> **RECORDS SUPPLIED**:

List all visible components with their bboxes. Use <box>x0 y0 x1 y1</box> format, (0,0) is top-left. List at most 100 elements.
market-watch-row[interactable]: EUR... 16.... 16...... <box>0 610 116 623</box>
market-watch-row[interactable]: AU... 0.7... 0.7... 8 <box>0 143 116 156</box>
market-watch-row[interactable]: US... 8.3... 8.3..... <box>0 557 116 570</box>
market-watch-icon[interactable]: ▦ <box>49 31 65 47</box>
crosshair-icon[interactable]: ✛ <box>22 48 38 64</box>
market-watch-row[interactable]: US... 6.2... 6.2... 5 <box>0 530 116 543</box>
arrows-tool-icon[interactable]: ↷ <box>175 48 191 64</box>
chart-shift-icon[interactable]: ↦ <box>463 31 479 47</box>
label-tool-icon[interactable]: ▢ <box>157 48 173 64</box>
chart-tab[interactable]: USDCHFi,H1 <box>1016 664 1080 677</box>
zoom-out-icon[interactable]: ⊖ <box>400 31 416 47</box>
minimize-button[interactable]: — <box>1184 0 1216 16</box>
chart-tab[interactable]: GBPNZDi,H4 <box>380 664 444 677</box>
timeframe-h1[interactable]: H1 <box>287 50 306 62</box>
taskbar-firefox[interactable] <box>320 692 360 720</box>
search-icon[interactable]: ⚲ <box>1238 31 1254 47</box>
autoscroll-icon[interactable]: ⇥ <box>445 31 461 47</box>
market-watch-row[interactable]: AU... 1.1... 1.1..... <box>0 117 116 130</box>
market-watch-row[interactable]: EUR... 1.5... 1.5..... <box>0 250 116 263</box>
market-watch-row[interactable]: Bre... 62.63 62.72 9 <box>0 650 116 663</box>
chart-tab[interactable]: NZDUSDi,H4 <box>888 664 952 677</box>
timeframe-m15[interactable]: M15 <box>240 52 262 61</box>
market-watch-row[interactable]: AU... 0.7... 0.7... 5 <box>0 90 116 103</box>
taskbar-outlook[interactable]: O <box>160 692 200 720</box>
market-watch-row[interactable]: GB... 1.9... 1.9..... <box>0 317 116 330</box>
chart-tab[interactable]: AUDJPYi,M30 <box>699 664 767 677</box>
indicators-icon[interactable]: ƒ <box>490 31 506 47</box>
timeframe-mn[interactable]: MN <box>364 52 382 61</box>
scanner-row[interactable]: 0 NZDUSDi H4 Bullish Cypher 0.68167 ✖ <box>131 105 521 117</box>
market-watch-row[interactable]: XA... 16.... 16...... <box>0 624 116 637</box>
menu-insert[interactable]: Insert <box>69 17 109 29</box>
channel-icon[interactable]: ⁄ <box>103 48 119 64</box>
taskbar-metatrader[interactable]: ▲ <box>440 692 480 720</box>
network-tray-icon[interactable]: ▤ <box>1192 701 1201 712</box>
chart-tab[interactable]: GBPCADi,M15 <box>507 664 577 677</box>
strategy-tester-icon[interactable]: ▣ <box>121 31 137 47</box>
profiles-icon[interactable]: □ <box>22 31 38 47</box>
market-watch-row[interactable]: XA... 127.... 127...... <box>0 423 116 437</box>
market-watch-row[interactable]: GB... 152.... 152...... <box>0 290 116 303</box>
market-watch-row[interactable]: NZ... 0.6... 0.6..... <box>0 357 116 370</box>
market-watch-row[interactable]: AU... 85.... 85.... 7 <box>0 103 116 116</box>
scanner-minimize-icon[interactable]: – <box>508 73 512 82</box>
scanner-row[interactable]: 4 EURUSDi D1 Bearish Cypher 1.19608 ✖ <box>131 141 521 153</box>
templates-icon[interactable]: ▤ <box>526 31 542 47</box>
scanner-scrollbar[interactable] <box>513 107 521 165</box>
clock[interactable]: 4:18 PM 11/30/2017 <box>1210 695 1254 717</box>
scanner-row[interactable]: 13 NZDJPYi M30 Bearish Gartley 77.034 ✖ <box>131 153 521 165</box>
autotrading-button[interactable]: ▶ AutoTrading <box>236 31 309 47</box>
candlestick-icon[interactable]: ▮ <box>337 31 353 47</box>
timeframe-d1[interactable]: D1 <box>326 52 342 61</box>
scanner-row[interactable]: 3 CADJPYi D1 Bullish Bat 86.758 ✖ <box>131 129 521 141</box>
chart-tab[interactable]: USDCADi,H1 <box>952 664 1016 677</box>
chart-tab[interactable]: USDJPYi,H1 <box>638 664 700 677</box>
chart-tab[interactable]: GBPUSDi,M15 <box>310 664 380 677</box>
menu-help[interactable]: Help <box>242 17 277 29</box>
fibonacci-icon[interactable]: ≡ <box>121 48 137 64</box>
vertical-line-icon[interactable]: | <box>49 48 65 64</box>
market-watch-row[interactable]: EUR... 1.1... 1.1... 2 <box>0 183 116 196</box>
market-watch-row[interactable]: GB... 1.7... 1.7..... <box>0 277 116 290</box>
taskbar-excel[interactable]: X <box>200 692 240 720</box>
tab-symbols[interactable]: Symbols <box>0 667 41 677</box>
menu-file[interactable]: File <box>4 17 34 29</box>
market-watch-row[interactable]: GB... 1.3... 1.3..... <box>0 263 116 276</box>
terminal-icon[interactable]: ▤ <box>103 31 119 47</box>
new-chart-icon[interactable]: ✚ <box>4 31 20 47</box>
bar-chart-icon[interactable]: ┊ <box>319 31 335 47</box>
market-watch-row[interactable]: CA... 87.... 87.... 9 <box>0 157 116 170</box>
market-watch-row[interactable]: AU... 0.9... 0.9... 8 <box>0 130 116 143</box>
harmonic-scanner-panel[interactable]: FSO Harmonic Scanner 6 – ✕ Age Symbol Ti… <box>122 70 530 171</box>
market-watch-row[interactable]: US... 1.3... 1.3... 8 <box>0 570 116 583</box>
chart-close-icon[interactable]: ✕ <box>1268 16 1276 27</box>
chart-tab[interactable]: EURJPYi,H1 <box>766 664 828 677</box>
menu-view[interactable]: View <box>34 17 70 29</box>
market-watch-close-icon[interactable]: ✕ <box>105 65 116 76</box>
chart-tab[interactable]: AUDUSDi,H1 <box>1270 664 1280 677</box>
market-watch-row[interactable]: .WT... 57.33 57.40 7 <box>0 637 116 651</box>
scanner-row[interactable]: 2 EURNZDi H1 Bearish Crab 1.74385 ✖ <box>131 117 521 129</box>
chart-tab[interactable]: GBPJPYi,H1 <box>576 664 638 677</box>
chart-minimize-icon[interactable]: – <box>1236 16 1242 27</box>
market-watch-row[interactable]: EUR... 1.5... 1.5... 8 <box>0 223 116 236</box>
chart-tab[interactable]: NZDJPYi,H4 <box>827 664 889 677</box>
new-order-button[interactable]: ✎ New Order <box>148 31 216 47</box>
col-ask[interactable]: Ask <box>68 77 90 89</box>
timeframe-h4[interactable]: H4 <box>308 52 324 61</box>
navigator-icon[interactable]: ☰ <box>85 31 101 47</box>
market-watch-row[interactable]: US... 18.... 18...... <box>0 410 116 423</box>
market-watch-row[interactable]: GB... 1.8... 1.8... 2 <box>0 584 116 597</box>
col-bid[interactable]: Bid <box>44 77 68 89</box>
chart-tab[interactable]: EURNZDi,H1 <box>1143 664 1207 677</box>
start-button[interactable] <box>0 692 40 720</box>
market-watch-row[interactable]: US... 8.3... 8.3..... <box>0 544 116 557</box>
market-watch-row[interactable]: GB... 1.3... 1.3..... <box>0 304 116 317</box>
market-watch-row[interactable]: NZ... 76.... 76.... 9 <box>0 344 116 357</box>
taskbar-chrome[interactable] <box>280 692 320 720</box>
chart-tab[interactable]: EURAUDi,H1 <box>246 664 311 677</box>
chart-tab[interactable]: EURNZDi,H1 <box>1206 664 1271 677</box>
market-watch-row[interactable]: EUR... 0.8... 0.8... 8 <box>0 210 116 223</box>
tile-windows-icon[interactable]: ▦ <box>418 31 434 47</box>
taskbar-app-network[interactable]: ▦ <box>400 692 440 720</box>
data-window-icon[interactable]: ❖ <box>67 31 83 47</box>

> **THE TASK**:
Update the data from its first line through the line containing "timeframe-mn[interactable]: MN <box>364", inclusive, by replacing every "chart-tab" with "chart-window-tab" and leaving all else unchanged. Reproduce only those lines.

> **ANSWER**:
List all visible components with their bboxes. Use <box>x0 y0 x1 y1</box> format, (0,0) is top-left. List at most 100 elements.
market-watch-row[interactable]: EUR... 16.... 16...... <box>0 610 116 623</box>
market-watch-row[interactable]: AU... 0.7... 0.7... 8 <box>0 143 116 156</box>
market-watch-row[interactable]: US... 8.3... 8.3..... <box>0 557 116 570</box>
market-watch-icon[interactable]: ▦ <box>49 31 65 47</box>
crosshair-icon[interactable]: ✛ <box>22 48 38 64</box>
market-watch-row[interactable]: US... 6.2... 6.2... 5 <box>0 530 116 543</box>
arrows-tool-icon[interactable]: ↷ <box>175 48 191 64</box>
chart-shift-icon[interactable]: ↦ <box>463 31 479 47</box>
label-tool-icon[interactable]: ▢ <box>157 48 173 64</box>
chart-window-tab[interactable]: USDCHFi,H1 <box>1016 664 1080 677</box>
zoom-out-icon[interactable]: ⊖ <box>400 31 416 47</box>
minimize-button[interactable]: — <box>1184 0 1216 16</box>
chart-window-tab[interactable]: GBPNZDi,H4 <box>380 664 444 677</box>
timeframe-h1[interactable]: H1 <box>287 50 306 62</box>
taskbar-firefox[interactable] <box>320 692 360 720</box>
search-icon[interactable]: ⚲ <box>1238 31 1254 47</box>
autoscroll-icon[interactable]: ⇥ <box>445 31 461 47</box>
market-watch-row[interactable]: AU... 1.1... 1.1..... <box>0 117 116 130</box>
market-watch-row[interactable]: EUR... 1.5... 1.5..... <box>0 250 116 263</box>
market-watch-row[interactable]: Bre... 62.63 62.72 9 <box>0 650 116 663</box>
chart-window-tab[interactable]: NZDUSDi,H4 <box>888 664 952 677</box>
timeframe-m15[interactable]: M15 <box>240 52 262 61</box>
market-watch-row[interactable]: AU... 0.7... 0.7... 5 <box>0 90 116 103</box>
taskbar-outlook[interactable]: O <box>160 692 200 720</box>
market-watch-row[interactable]: GB... 1.9... 1.9..... <box>0 317 116 330</box>
chart-window-tab[interactable]: AUDJPYi,M30 <box>699 664 767 677</box>
indicators-icon[interactable]: ƒ <box>490 31 506 47</box>
timeframe-mn[interactable]: MN <box>364 52 382 61</box>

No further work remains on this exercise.